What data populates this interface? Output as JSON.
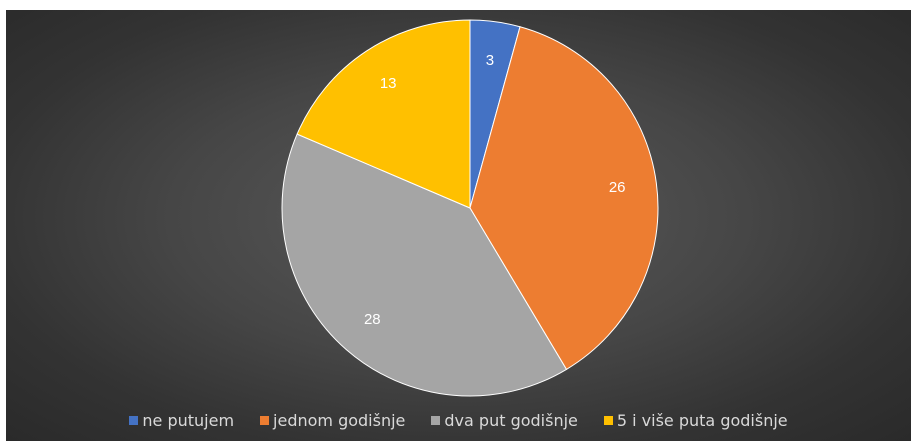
{
  "chart_data": {
    "type": "pie",
    "categories": [
      "ne putujem",
      "jednom godišnje",
      "dva put godišnje",
      "5 i više puta godišnje"
    ],
    "values": [
      3,
      26,
      28,
      13
    ],
    "colors": [
      "#4472c4",
      "#ed7d31",
      "#a5a5a5",
      "#ffc000"
    ],
    "data_labels": [
      "3",
      "26",
      "28",
      "13"
    ],
    "legend_position": "bottom",
    "background_color": "#404040"
  }
}
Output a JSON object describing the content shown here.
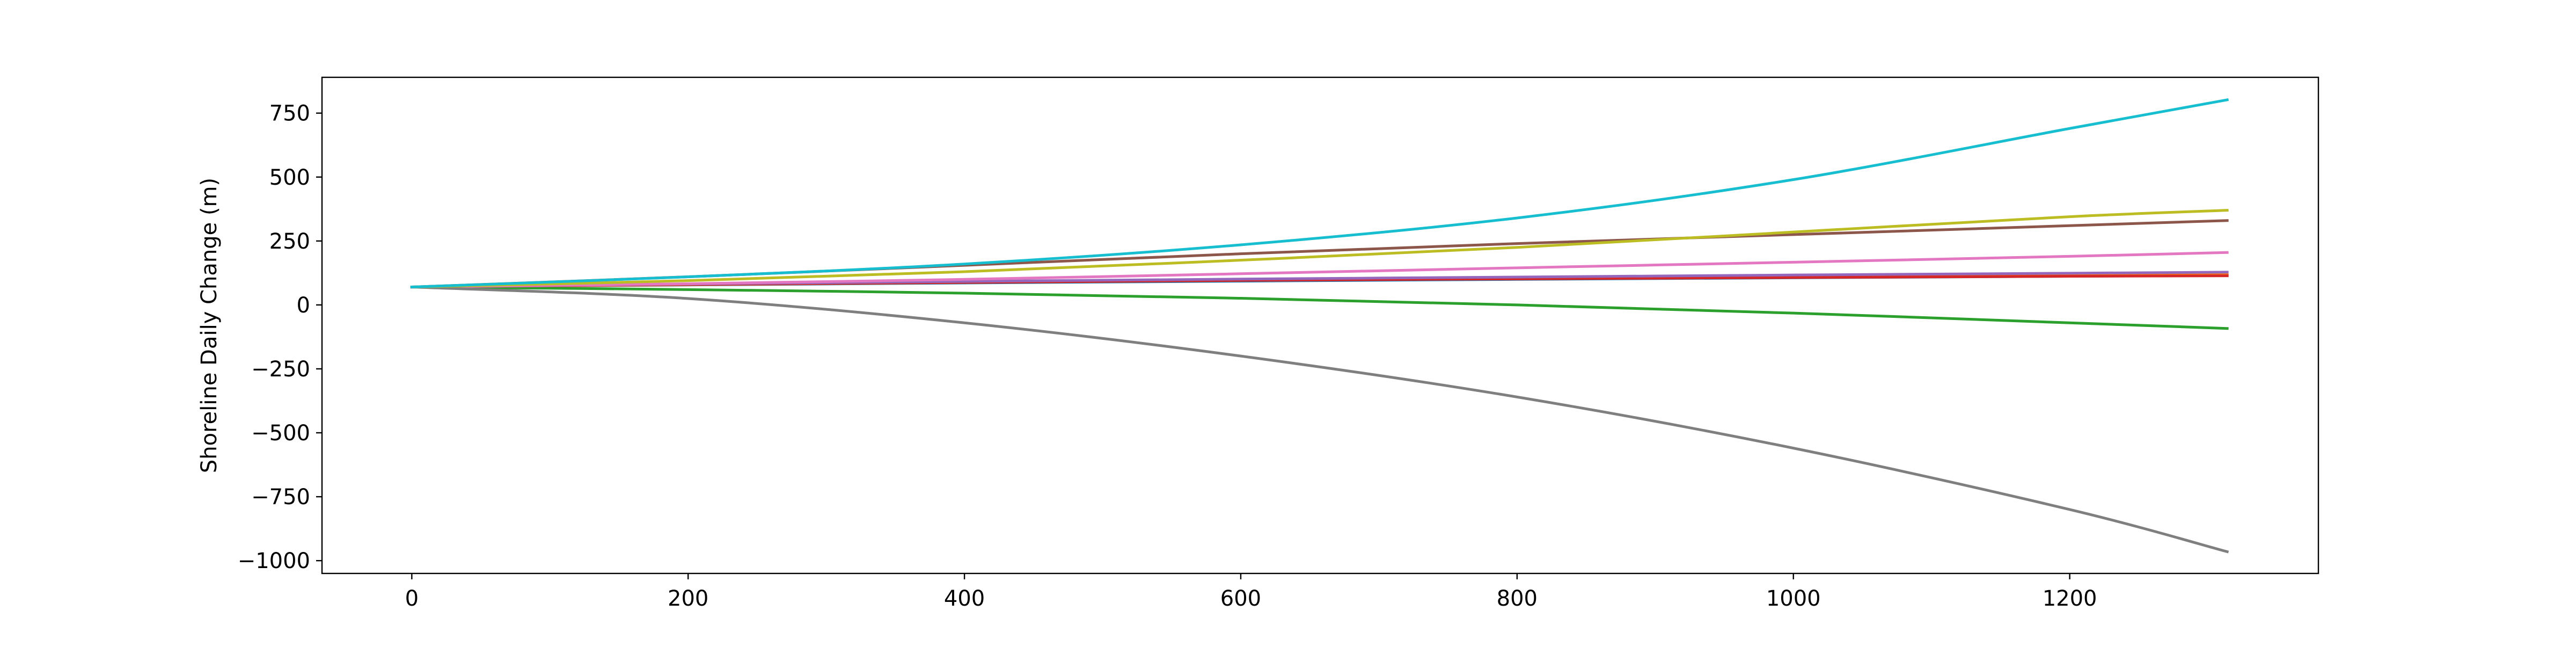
{
  "chart_data": {
    "type": "line",
    "title": "",
    "xlabel": "",
    "ylabel": "Shoreline Daily Change (m)",
    "xlim": [
      -65,
      1380
    ],
    "ylim": [
      -1050,
      890
    ],
    "xticks": [
      0,
      200,
      400,
      600,
      800,
      1000,
      1200
    ],
    "yticks": [
      750,
      500,
      250,
      0,
      -250,
      -500,
      -750,
      -1000
    ],
    "xtick_labels": [
      "0",
      "200",
      "400",
      "600",
      "800",
      "1000",
      "1200"
    ],
    "ytick_labels": [
      "750",
      "500",
      "250",
      "0",
      "−250",
      "−500",
      "−750",
      "−1000"
    ],
    "grid": false,
    "legend": "none",
    "x": [
      0,
      200,
      400,
      600,
      800,
      1000,
      1200,
      1314
    ],
    "series": [
      {
        "color": "#1f77b4",
        "values": [
          70,
          78,
          86,
          93,
          100,
          106,
          112,
          115
        ]
      },
      {
        "color": "#ff7f0e",
        "values": [
          70,
          79,
          88,
          96,
          103,
          110,
          116,
          119
        ]
      },
      {
        "color": "#2ca02c",
        "values": [
          70,
          60,
          46,
          26,
          0,
          -32,
          -70,
          -92
        ]
      },
      {
        "color": "#d62728",
        "values": [
          70,
          80,
          88,
          96,
          102,
          107,
          112,
          114
        ]
      },
      {
        "color": "#9467bd",
        "values": [
          70,
          82,
          92,
          101,
          109,
          117,
          124,
          128
        ]
      },
      {
        "color": "#8c564b",
        "values": [
          70,
          110,
          155,
          200,
          240,
          275,
          310,
          330
        ]
      },
      {
        "color": "#e377c2",
        "values": [
          70,
          83,
          100,
          122,
          145,
          167,
          190,
          205
        ]
      },
      {
        "color": "#7f7f7f",
        "values": [
          70,
          25,
          -70,
          -200,
          -360,
          -560,
          -800,
          -965
        ]
      },
      {
        "color": "#bcbd22",
        "values": [
          70,
          95,
          130,
          175,
          225,
          285,
          345,
          370
        ]
      },
      {
        "color": "#17becf",
        "values": [
          70,
          110,
          160,
          235,
          340,
          490,
          690,
          802
        ]
      }
    ]
  }
}
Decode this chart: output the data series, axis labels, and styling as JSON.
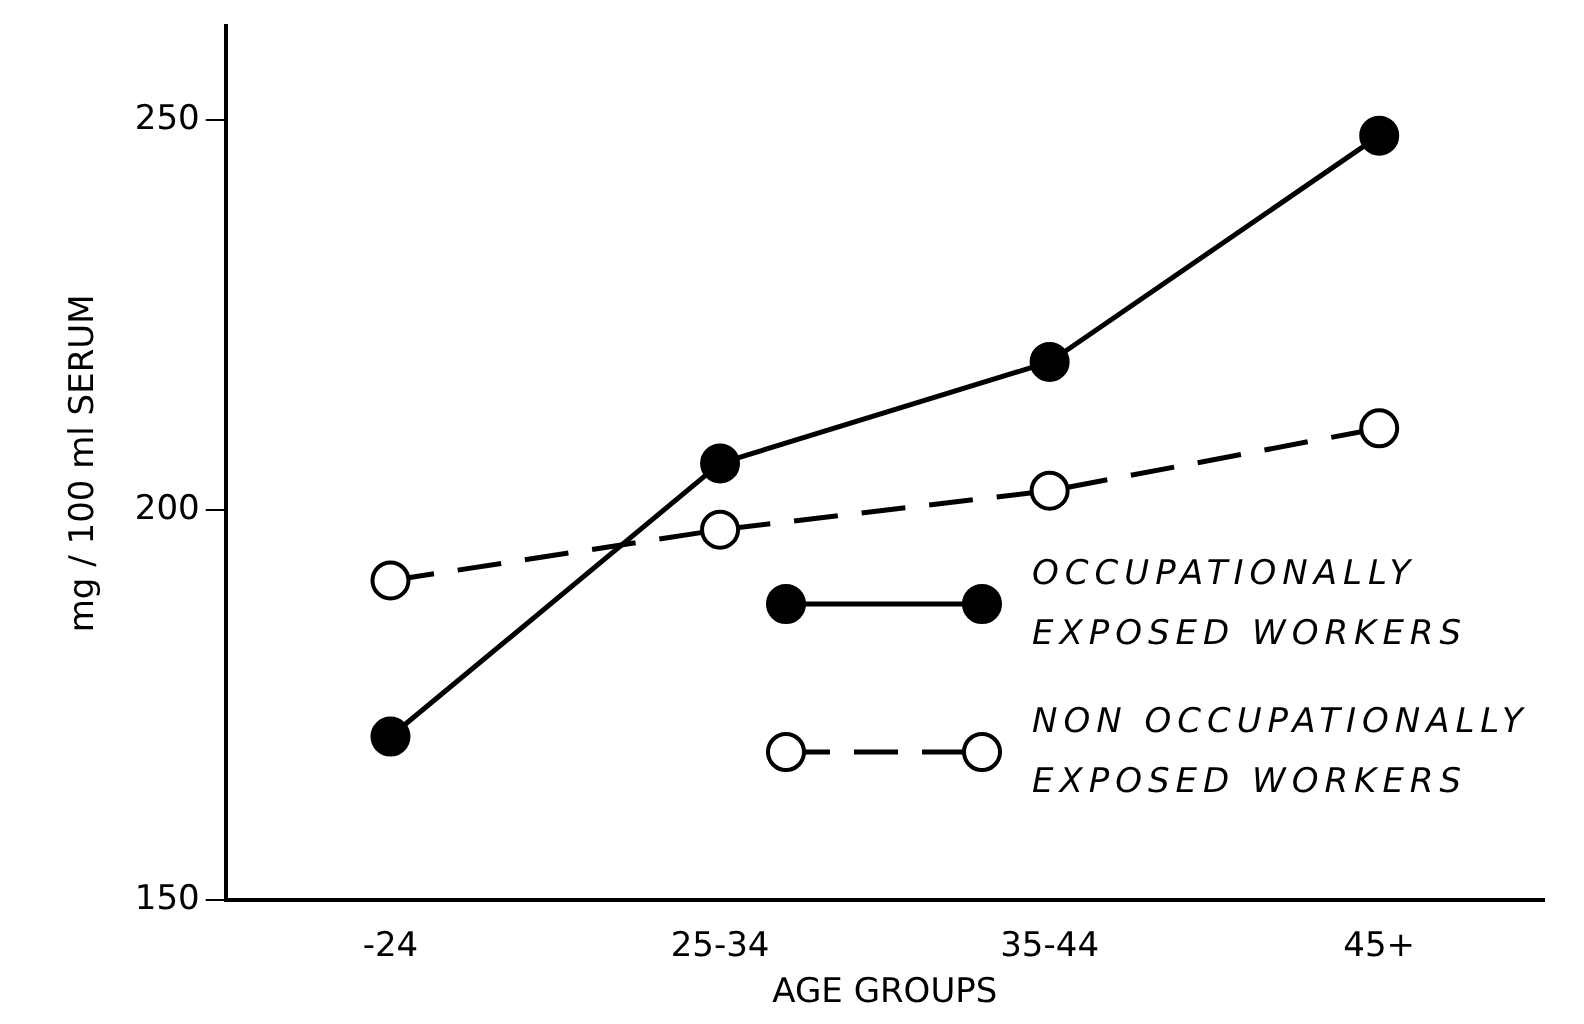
{
  "chart_data": {
    "type": "line",
    "xlabel": "AGE GROUPS",
    "ylabel": "mg / 100 ml SERUM",
    "categories": [
      "-24",
      "25-34",
      "35-44",
      "45+"
    ],
    "series": [
      {
        "name": "OCCUPATIONALLY EXPOSED WORKERS",
        "color": "#000000",
        "values": [
          171,
          206,
          219,
          248
        ],
        "line_style": "solid"
      },
      {
        "name": "NON OCCUPATIONALLY EXPOSED WORKERS",
        "color": "#000000",
        "values": [
          191,
          197.5,
          202.5,
          210.5
        ],
        "line_style": "dashed"
      }
    ],
    "ylim": [
      150,
      262
    ],
    "yticks": [
      150,
      200,
      250
    ],
    "grid": false,
    "legend": "right",
    "marker": "circle"
  }
}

========================================

* _Instruction_
Copy all of the entries verbatim, leaving out any pictures they contain.

* _Full output_
What data populates this interface? Output as JSON.
{
  "chart_data": {
    "type": "pie",
    "categories": [
      "ne putujem",
      "jednom godišnje",
      "dva put godišnje",
      "5 i više puta godišnje"
    ],
    "values": [
      3,
      26,
      28,
      13
    ],
    "colors": [
      "#4472c4",
      "#ed7d31",
      "#a5a5a5",
      "#ffc000"
    ],
    "data_labels": [
      "3",
      "26",
      "28",
      "13"
    ],
    "legend_position": "bottom",
    "background_color": "#404040"
  }
}
Output a JSON object describing the content shown here.
{
  "chart_data": {
    "type": "line",
    "title": "",
    "xlabel": "",
    "ylabel": "Shoreline Daily Change (m)",
    "xlim": [
      -65,
      1380
    ],
    "ylim": [
      -1050,
      890
    ],
    "xticks": [
      0,
      200,
      400,
      600,
      800,
      1000,
      1200
    ],
    "yticks": [
      750,
      500,
      250,
      0,
      -250,
      -500,
      -750,
      -1000
    ],
    "xtick_labels": [
      "0",
      "200",
      "400",
      "600",
      "800",
      "1000",
      "1200"
    ],
    "ytick_labels": [
      "750",
      "500",
      "250",
      "0",
      "−250",
      "−500",
      "−750",
      "−1000"
    ],
    "grid": false,
    "legend": "none",
    "x": [
      0,
      200,
      400,
      600,
      800,
      1000,
      1200,
      1314
    ],
    "series": [
      {
        "color": "#1f77b4",
        "values": [
          70,
          78,
          86,
          93,
          100,
          106,
          112,
          115
        ]
      },
      {
        "color": "#ff7f0e",
        "values": [
          70,
          79,
          88,
          96,
          103,
          110,
          116,
          119
        ]
      },
      {
        "color": "#2ca02c",
        "values": [
          70,
          60,
          46,
          26,
          0,
          -32,
          -70,
          -92
        ]
      },
      {
        "color": "#d62728",
        "values": [
          70,
          80,
          88,
          96,
          102,
          107,
          112,
          114
        ]
      },
      {
        "color": "#9467bd",
        "values": [
          70,
          82,
          92,
          101,
          109,
          117,
          124,
          128
        ]
      },
      {
        "color": "#8c564b",
        "values": [
          70,
          110,
          155,
          200,
          240,
          275,
          310,
          330
        ]
      },
      {
        "color": "#e377c2",
        "values": [
          70,
          83,
          100,
          122,
          145,
          167,
          190,
          205
        ]
      },
      {
        "color": "#7f7f7f",
        "values": [
          70,
          25,
          -70,
          -200,
          -360,
          -560,
          -800,
          -965
        ]
      },
      {
        "color": "#bcbd22",
        "values": [
          70,
          95,
          130,
          175,
          225,
          285,
          345,
          370
        ]
      },
      {
        "color": "#17becf",
        "values": [
          70,
          110,
          160,
          235,
          340,
          490,
          690,
          802
        ]
      }
    ]
  }
}
Decode this chart: output the data series, axis labels, and styling as JSON.
{
  "chart_data": {
    "type": "line",
    "xlabel": "AGE GROUPS",
    "ylabel": "mg / 100 ml SERUM",
    "categories": [
      "-24",
      "25-34",
      "35-44",
      "45+"
    ],
    "series": [
      {
        "name": "OCCUPATIONALLY EXPOSED WORKERS",
        "color": "#000000",
        "values": [
          171,
          206,
          219,
          248
        ],
        "line_style": "solid"
      },
      {
        "name": "NON OCCUPATIONALLY EXPOSED WORKERS",
        "color": "#000000",
        "values": [
          191,
          197.5,
          202.5,
          210.5
        ],
        "line_style": "dashed"
      }
    ],
    "ylim": [
      150,
      262
    ],
    "yticks": [
      150,
      200,
      250
    ],
    "grid": false,
    "legend": "right",
    "marker": "circle"
  }
}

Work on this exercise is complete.